• DESCRIPTION OF THE TASK: Write out the entries verbatim and leave the images out of the copy.

• SOURCE MATERIAL:
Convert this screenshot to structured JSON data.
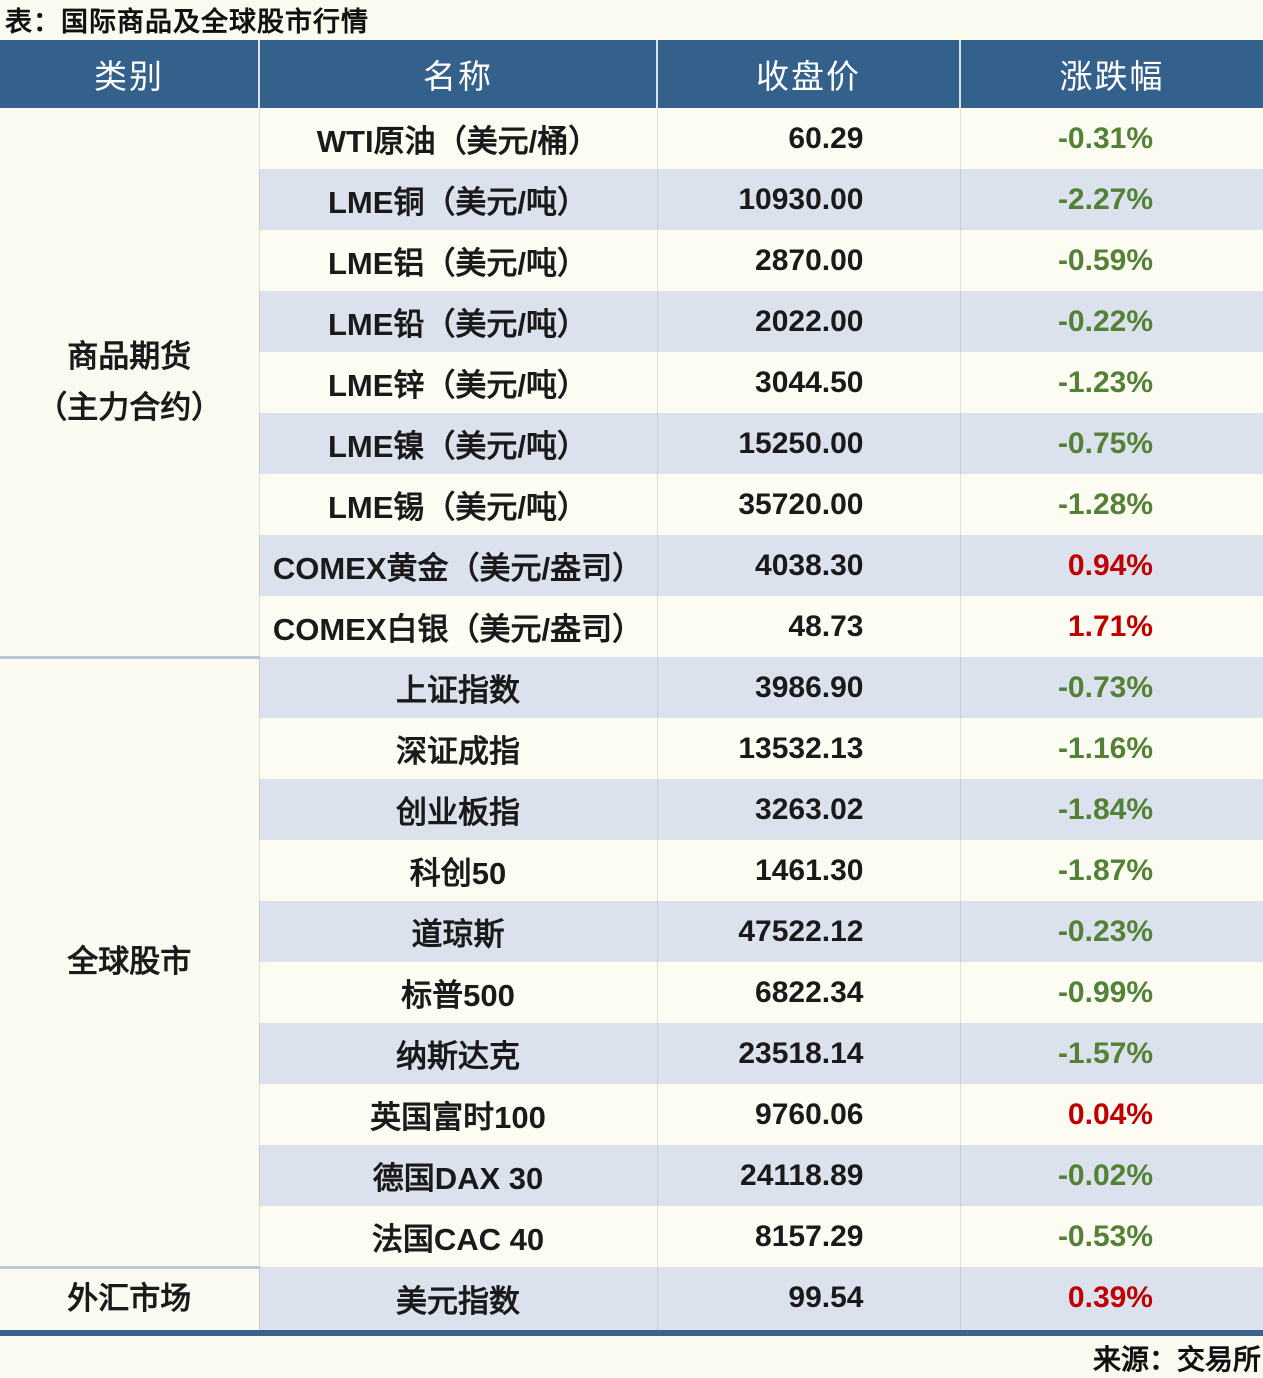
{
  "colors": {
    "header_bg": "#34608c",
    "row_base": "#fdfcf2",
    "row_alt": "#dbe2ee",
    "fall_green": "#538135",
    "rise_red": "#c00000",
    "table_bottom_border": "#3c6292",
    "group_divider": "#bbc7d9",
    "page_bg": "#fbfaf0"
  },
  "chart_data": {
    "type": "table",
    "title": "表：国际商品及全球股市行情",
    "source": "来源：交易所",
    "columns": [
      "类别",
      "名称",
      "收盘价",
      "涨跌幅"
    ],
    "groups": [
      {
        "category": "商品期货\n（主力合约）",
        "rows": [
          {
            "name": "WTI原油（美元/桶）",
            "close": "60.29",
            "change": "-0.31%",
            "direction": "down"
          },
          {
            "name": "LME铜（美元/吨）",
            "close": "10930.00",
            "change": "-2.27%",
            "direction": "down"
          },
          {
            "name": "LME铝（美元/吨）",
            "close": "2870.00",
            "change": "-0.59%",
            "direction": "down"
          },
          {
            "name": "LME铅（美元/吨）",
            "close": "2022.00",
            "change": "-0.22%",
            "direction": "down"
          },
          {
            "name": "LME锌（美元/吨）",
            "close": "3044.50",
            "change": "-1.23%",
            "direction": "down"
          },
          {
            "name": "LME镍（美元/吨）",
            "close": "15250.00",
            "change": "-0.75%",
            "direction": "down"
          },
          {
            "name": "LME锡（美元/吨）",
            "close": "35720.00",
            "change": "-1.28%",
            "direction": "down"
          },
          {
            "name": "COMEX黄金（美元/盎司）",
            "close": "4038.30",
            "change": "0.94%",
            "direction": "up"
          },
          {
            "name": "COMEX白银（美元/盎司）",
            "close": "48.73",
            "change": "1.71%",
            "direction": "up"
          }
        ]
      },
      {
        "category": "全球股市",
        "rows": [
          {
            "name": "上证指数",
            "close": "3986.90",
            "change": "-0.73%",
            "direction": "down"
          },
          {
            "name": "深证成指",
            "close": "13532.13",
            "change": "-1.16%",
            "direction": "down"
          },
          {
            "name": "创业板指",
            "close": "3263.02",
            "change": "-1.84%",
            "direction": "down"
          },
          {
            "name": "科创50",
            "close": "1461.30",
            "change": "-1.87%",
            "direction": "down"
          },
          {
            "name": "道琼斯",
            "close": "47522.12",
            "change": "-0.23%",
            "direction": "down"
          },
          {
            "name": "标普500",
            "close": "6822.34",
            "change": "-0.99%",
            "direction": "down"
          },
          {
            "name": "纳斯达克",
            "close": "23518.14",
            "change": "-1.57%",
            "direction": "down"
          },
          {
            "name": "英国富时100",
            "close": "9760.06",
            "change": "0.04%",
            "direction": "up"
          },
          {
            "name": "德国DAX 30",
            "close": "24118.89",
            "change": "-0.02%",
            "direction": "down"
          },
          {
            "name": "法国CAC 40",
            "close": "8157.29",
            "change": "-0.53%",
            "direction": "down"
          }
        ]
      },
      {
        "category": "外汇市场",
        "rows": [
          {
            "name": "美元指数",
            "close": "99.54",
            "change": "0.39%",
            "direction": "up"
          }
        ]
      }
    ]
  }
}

• ANSWER TO THE TASK:
Convert this screenshot to structured JSON data.
{
  "colors": {
    "header_bg": "#34608c",
    "row_base": "#fdfcf2",
    "row_alt": "#dbe2ee",
    "fall_green": "#538135",
    "rise_red": "#c00000",
    "table_bottom_border": "#3c6292",
    "group_divider": "#bbc7d9",
    "page_bg": "#fbfaf0"
  },
  "chart_data": {
    "type": "table",
    "title": "表：国际商品及全球股市行情",
    "source": "来源：交易所",
    "columns": [
      "类别",
      "名称",
      "收盘价",
      "涨跌幅"
    ],
    "groups": [
      {
        "category": "商品期货\n（主力合约）",
        "rows": [
          {
            "name": "WTI原油（美元/桶）",
            "close": "60.29",
            "change": "-0.31%",
            "direction": "down"
          },
          {
            "name": "LME铜（美元/吨）",
            "close": "10930.00",
            "change": "-2.27%",
            "direction": "down"
          },
          {
            "name": "LME铝（美元/吨）",
            "close": "2870.00",
            "change": "-0.59%",
            "direction": "down"
          },
          {
            "name": "LME铅（美元/吨）",
            "close": "2022.00",
            "change": "-0.22%",
            "direction": "down"
          },
          {
            "name": "LME锌（美元/吨）",
            "close": "3044.50",
            "change": "-1.23%",
            "direction": "down"
          },
          {
            "name": "LME镍（美元/吨）",
            "close": "15250.00",
            "change": "-0.75%",
            "direction": "down"
          },
          {
            "name": "LME锡（美元/吨）",
            "close": "35720.00",
            "change": "-1.28%",
            "direction": "down"
          },
          {
            "name": "COMEX黄金（美元/盎司）",
            "close": "4038.30",
            "change": "0.94%",
            "direction": "up"
          },
          {
            "name": "COMEX白银（美元/盎司）",
            "close": "48.73",
            "change": "1.71%",
            "direction": "up"
          }
        ]
      },
      {
        "category": "全球股市",
        "rows": [
          {
            "name": "上证指数",
            "close": "3986.90",
            "change": "-0.73%",
            "direction": "down"
          },
          {
            "name": "深证成指",
            "close": "13532.13",
            "change": "-1.16%",
            "direction": "down"
          },
          {
            "name": "创业板指",
            "close": "3263.02",
            "change": "-1.84%",
            "direction": "down"
          },
          {
            "name": "科创50",
            "close": "1461.30",
            "change": "-1.87%",
            "direction": "down"
          },
          {
            "name": "道琼斯",
            "close": "47522.12",
            "change": "-0.23%",
            "direction": "down"
          },
          {
            "name": "标普500",
            "close": "6822.34",
            "change": "-0.99%",
            "direction": "down"
          },
          {
            "name": "纳斯达克",
            "close": "23518.14",
            "change": "-1.57%",
            "direction": "down"
          },
          {
            "name": "英国富时100",
            "close": "9760.06",
            "change": "0.04%",
            "direction": "up"
          },
          {
            "name": "德国DAX 30",
            "close": "24118.89",
            "change": "-0.02%",
            "direction": "down"
          },
          {
            "name": "法国CAC 40",
            "close": "8157.29",
            "change": "-0.53%",
            "direction": "down"
          }
        ]
      },
      {
        "category": "外汇市场",
        "rows": [
          {
            "name": "美元指数",
            "close": "99.54",
            "change": "0.39%",
            "direction": "up"
          }
        ]
      }
    ]
  }
}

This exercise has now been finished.